- WRITTEN INSTRUCTION -
Single out each line with the word "Open" and copy it.

** begin DATA TO PROCESS **

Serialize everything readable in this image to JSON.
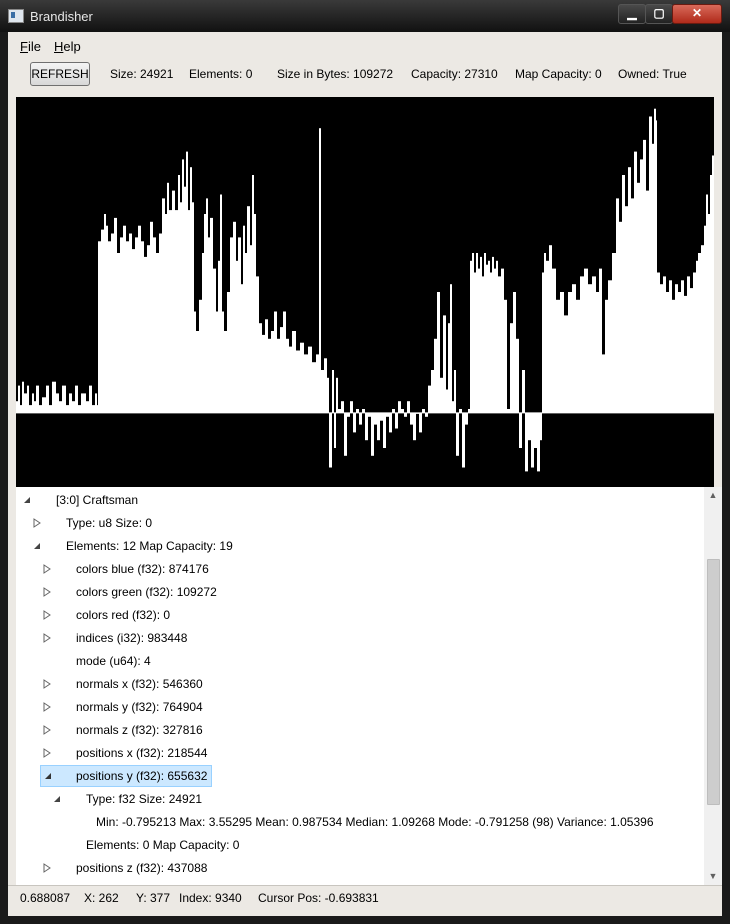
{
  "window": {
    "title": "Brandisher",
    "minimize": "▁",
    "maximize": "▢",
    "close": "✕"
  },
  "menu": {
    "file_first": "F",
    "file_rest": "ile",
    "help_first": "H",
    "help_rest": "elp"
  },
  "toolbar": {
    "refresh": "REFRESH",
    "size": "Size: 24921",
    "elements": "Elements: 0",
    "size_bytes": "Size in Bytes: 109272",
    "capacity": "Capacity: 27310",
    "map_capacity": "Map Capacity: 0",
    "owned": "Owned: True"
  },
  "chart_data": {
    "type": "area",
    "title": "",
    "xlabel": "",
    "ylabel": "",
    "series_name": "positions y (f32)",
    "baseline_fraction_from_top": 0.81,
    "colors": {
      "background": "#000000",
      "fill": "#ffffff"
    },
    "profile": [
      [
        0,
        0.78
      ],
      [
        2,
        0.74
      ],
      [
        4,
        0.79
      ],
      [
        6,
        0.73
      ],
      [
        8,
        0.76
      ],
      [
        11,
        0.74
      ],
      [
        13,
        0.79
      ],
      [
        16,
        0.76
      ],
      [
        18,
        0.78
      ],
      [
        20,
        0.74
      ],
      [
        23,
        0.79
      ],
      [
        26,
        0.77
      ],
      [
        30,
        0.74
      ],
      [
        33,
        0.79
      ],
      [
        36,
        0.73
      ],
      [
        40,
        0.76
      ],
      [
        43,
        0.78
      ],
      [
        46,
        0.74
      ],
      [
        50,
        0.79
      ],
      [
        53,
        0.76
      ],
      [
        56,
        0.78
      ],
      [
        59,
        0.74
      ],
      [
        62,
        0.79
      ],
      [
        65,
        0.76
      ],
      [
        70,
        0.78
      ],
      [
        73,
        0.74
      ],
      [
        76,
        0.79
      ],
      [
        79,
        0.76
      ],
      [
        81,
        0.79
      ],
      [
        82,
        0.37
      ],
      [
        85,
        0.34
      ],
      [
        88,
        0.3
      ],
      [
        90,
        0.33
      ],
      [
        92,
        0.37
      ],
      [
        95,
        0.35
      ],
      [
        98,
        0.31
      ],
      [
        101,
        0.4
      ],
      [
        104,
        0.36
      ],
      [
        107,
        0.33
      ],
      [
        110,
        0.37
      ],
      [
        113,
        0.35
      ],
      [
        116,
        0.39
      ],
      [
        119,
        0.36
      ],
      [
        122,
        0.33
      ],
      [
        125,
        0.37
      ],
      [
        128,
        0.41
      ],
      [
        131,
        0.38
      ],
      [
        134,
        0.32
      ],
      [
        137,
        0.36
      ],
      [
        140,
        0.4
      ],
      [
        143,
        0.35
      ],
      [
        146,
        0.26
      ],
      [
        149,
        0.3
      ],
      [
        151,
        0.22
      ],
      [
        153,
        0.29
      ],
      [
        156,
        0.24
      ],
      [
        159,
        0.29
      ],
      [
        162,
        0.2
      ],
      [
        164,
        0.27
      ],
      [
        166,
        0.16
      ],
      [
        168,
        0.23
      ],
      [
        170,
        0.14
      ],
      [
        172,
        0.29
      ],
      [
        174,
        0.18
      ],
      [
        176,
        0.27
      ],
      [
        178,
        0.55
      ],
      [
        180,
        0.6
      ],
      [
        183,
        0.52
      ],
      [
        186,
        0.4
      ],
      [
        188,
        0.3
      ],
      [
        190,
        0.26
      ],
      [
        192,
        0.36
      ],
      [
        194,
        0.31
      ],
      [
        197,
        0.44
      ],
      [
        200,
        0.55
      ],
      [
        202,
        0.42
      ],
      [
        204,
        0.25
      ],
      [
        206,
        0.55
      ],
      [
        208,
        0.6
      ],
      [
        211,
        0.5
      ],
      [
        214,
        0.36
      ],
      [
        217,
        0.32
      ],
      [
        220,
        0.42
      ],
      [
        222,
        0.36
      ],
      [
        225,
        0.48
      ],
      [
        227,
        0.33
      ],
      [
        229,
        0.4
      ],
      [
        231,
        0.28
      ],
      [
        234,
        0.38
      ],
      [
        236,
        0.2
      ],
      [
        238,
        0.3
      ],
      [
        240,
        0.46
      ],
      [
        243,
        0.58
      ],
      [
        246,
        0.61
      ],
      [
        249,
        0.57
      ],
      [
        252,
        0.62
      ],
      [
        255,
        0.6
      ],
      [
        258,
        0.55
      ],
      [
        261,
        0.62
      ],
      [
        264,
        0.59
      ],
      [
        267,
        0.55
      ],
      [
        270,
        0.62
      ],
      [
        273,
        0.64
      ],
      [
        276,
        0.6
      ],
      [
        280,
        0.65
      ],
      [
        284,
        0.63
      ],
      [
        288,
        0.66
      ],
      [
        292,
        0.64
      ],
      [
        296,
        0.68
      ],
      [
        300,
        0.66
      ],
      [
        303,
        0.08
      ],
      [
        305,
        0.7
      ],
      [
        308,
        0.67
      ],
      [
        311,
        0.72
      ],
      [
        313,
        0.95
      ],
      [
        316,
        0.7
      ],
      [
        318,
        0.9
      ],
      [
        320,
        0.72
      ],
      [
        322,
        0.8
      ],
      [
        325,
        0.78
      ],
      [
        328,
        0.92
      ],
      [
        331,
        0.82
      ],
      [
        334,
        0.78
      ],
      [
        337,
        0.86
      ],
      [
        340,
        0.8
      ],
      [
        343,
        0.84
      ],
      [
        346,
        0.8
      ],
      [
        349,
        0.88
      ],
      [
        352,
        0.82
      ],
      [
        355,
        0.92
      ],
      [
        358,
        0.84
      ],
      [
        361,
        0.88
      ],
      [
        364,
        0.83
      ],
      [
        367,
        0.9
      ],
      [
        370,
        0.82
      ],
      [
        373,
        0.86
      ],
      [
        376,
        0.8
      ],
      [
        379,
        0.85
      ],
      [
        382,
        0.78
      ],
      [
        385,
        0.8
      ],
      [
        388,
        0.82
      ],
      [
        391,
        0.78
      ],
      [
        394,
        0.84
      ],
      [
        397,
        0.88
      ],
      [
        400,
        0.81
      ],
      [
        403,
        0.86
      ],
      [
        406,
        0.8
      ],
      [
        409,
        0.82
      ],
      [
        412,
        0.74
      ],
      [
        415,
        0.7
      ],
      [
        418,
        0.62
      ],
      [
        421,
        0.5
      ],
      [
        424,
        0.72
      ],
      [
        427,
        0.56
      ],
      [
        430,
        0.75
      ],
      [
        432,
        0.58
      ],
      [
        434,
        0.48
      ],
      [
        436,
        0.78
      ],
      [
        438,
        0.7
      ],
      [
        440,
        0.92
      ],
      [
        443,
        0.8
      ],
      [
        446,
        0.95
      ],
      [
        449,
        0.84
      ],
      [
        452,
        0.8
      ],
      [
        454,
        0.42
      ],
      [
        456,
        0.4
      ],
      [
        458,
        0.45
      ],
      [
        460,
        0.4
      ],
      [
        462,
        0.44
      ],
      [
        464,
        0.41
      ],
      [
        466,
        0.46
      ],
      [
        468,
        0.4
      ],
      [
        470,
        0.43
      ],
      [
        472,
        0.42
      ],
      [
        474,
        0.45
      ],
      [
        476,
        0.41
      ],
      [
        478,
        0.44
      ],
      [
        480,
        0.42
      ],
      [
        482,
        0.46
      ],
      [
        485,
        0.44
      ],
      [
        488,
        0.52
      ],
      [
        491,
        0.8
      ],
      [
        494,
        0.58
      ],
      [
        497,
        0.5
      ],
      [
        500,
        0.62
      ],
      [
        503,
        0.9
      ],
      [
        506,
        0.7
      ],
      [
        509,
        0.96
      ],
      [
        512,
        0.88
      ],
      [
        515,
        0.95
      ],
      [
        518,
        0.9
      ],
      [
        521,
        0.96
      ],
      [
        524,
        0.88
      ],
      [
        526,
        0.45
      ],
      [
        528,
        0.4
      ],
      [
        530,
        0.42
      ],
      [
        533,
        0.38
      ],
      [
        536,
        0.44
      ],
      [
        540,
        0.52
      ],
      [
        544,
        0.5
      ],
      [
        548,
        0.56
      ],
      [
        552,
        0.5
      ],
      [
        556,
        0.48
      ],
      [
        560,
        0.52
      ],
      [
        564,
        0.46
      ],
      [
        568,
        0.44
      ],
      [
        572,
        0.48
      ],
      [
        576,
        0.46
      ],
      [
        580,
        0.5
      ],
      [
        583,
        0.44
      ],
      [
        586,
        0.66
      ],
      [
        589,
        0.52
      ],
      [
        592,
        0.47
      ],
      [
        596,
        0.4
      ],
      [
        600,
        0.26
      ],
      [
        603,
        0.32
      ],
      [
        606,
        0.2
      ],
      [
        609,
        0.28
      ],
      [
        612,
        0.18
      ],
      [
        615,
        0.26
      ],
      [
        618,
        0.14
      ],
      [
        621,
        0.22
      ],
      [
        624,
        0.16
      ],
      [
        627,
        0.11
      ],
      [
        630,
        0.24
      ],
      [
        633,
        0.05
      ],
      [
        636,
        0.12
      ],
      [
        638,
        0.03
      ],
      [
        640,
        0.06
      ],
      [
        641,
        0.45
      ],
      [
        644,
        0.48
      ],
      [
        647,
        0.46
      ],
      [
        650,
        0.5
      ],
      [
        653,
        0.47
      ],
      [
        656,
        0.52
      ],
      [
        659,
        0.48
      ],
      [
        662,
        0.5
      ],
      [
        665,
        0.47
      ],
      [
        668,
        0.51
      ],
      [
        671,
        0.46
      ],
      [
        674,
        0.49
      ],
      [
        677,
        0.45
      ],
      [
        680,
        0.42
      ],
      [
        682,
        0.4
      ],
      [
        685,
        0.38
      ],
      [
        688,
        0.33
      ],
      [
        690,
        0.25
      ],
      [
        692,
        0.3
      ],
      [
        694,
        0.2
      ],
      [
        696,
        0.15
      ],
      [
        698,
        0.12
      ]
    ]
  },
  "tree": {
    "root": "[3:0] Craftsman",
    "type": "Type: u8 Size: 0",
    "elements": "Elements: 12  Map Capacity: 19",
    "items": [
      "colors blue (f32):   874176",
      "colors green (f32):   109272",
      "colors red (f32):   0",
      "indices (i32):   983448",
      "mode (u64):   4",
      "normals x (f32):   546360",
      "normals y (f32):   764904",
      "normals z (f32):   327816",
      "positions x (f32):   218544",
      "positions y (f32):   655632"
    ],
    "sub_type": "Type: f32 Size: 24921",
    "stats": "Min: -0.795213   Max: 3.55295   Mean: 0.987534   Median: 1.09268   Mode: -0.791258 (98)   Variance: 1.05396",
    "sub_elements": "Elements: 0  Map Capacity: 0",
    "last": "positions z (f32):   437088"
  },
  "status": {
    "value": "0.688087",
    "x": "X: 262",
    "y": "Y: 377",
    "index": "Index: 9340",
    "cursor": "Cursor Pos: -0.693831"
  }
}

** end DATA TO PROCESS **
** begin DATA TO PROCESS **

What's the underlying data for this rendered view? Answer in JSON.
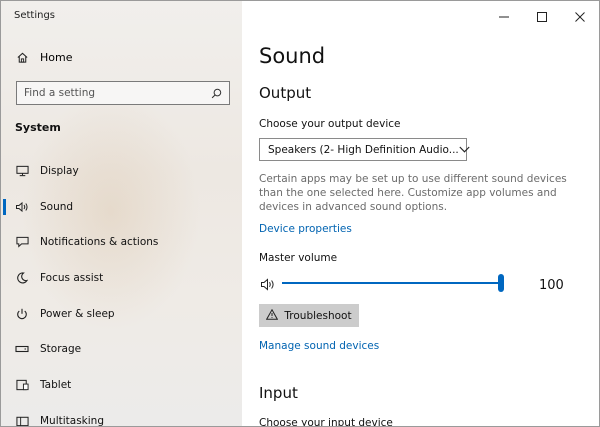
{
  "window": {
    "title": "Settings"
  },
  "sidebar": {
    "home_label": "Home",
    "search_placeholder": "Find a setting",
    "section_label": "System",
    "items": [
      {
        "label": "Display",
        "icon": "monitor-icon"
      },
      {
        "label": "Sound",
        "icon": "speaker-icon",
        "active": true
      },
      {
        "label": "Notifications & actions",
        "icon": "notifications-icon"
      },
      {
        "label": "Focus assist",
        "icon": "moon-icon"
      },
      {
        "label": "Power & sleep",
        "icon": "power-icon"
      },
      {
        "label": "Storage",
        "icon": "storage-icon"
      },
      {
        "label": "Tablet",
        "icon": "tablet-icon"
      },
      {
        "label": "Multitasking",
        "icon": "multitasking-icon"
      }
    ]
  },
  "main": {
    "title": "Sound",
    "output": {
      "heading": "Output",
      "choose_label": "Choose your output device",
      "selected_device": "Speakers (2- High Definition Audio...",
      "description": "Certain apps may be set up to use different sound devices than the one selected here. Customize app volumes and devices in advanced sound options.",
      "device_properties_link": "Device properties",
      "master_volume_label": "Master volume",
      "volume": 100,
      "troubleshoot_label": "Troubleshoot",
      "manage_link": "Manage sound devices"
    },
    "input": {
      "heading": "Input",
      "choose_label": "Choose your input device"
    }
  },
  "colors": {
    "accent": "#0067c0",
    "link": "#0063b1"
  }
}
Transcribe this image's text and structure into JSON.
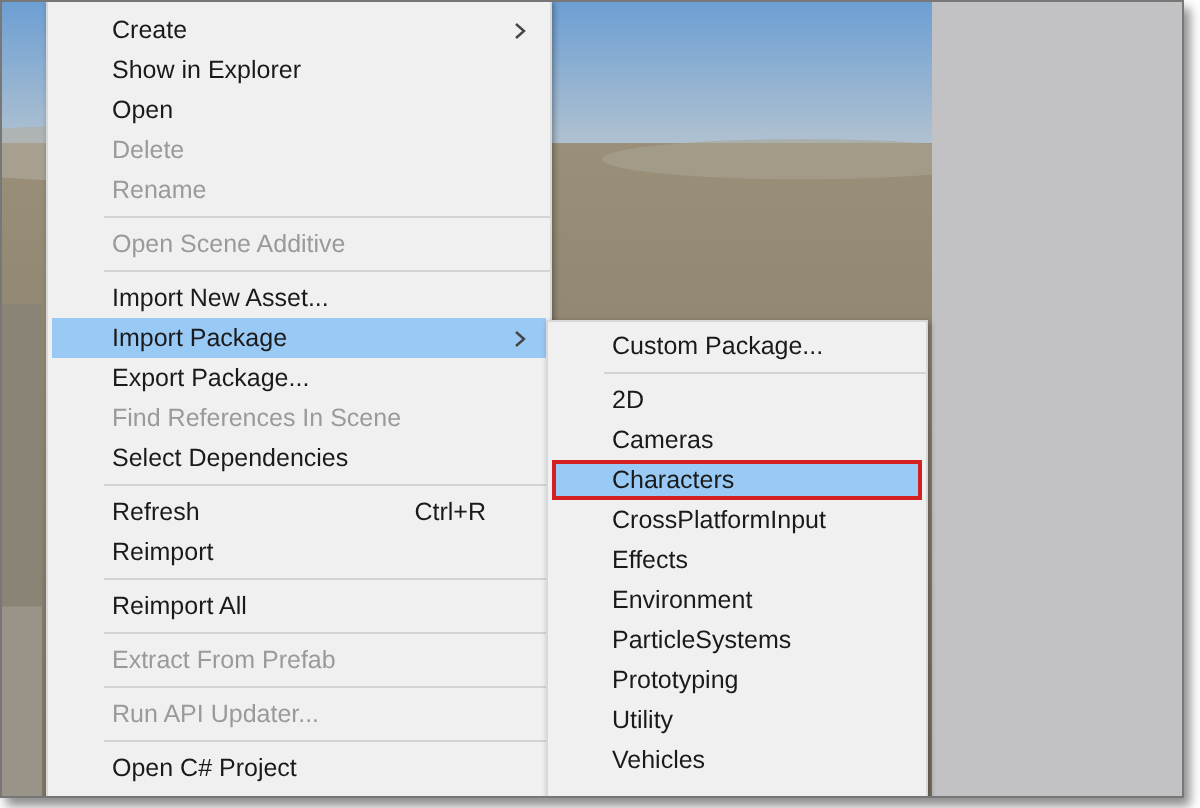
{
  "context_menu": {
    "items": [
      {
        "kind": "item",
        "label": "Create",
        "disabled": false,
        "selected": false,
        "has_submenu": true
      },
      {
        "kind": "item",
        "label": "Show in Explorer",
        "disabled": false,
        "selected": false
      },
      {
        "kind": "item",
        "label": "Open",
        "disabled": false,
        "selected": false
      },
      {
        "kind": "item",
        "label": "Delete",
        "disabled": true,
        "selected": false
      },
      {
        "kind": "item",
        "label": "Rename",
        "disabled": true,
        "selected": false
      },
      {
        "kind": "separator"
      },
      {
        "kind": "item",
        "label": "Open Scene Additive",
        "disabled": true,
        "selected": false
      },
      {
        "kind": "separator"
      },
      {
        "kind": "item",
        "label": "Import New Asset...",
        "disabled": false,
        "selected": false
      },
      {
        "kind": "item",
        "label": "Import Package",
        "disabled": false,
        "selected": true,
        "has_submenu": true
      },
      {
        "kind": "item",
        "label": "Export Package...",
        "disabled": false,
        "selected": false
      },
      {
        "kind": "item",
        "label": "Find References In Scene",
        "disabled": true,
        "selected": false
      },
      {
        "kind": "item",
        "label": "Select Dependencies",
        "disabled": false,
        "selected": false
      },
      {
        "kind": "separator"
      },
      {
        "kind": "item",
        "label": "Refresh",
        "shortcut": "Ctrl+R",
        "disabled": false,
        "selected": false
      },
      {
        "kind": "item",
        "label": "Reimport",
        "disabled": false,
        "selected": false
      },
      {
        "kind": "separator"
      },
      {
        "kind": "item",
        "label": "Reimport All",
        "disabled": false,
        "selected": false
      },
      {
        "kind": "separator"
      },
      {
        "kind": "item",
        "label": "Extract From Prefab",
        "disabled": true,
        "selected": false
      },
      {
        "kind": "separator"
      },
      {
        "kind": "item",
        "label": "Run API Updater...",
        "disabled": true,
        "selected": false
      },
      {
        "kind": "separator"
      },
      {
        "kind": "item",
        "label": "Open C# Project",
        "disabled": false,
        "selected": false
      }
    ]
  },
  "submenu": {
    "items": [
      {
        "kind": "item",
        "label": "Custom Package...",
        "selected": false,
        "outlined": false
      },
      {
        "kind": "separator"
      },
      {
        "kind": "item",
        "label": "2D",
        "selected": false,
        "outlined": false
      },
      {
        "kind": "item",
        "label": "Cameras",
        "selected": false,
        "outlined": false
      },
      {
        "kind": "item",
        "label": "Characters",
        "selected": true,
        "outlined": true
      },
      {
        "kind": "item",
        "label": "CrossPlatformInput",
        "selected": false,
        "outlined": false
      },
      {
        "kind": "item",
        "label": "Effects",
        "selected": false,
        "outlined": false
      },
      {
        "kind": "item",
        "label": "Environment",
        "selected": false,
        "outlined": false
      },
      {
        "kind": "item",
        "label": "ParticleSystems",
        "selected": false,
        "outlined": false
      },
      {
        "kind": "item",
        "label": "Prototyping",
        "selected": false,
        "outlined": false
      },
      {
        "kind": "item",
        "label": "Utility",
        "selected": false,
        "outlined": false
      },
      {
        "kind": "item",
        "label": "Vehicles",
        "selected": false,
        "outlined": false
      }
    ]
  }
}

** end DATA TO PROCESS **
** begin DATA TO PROCESS **

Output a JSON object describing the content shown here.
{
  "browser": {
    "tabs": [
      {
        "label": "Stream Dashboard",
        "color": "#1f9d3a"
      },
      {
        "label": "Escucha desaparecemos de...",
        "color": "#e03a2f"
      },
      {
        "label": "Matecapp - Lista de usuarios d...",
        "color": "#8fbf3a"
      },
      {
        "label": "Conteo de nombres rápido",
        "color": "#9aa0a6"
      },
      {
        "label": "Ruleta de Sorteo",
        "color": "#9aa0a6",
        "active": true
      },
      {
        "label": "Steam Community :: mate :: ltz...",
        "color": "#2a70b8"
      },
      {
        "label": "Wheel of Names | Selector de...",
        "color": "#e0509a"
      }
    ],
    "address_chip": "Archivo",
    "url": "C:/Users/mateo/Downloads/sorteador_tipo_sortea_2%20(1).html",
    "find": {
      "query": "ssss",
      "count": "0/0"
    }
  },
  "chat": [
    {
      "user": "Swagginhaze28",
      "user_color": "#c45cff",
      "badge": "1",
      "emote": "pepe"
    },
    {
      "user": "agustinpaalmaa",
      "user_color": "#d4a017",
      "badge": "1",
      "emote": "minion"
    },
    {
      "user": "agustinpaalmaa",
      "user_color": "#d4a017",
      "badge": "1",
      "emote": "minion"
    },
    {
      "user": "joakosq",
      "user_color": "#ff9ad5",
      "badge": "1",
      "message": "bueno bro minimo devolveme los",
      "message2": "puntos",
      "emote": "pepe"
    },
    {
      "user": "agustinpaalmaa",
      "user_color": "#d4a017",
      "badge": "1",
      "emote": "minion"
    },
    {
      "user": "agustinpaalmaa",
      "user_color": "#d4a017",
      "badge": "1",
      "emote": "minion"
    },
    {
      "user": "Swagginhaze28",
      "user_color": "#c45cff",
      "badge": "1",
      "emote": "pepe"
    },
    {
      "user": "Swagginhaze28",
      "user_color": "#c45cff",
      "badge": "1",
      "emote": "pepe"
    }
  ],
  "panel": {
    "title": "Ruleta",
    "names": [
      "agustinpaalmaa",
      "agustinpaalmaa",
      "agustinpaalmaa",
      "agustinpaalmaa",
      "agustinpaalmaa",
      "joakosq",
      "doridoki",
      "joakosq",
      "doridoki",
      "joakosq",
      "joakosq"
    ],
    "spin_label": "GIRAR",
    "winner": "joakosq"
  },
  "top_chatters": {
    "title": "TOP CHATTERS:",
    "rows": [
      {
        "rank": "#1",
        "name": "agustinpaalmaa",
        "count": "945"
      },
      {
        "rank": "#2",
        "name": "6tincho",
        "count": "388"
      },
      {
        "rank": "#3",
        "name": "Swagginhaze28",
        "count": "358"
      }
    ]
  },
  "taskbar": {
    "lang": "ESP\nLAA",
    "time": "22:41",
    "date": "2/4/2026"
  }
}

** end DATA TO PROCESS **

- ANSWER TO THE TASK -
        "label": "Open",
        "label": "Open Scene Additive",
        "label": "Open C# Project",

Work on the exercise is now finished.